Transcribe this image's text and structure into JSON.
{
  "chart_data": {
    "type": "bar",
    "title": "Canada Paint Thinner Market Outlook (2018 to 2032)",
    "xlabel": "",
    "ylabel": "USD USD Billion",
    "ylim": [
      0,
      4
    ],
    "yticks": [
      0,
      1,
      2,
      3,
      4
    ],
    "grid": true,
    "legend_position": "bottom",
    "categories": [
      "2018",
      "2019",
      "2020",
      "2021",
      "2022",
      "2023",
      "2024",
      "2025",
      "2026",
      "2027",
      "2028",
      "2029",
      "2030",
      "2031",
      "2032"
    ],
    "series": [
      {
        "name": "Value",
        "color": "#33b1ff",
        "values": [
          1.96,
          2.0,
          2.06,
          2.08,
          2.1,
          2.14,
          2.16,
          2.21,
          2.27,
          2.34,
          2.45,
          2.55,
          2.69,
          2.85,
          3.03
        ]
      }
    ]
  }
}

------------------------------------------------------------

EXERCISE TASK: From the first line to the last, retype the data exactly.

CORRECT OUTPUT:
Transcribe this image's text and structure into JSON.
{
  "chart_data": {
    "type": "bar",
    "title": "Canada Paint Thinner Market Outlook (2018 to 2032)",
    "xlabel": "",
    "ylabel": "USD USD Billion",
    "ylim": [
      0,
      4
    ],
    "yticks": [
      0,
      1,
      2,
      3,
      4
    ],
    "grid": true,
    "legend_position": "bottom",
    "categories": [
      "2018",
      "2019",
      "2020",
      "2021",
      "2022",
      "2023",
      "2024",
      "2025",
      "2026",
      "2027",
      "2028",
      "2029",
      "2030",
      "2031",
      "2032"
    ],
    "series": [
      {
        "name": "Value",
        "color": "#33b1ff",
        "values": [
          1.96,
          2.0,
          2.06,
          2.08,
          2.1,
          2.14,
          2.16,
          2.21,
          2.27,
          2.34,
          2.45,
          2.55,
          2.69,
          2.85,
          3.03
        ]
      }
    ]
  }
}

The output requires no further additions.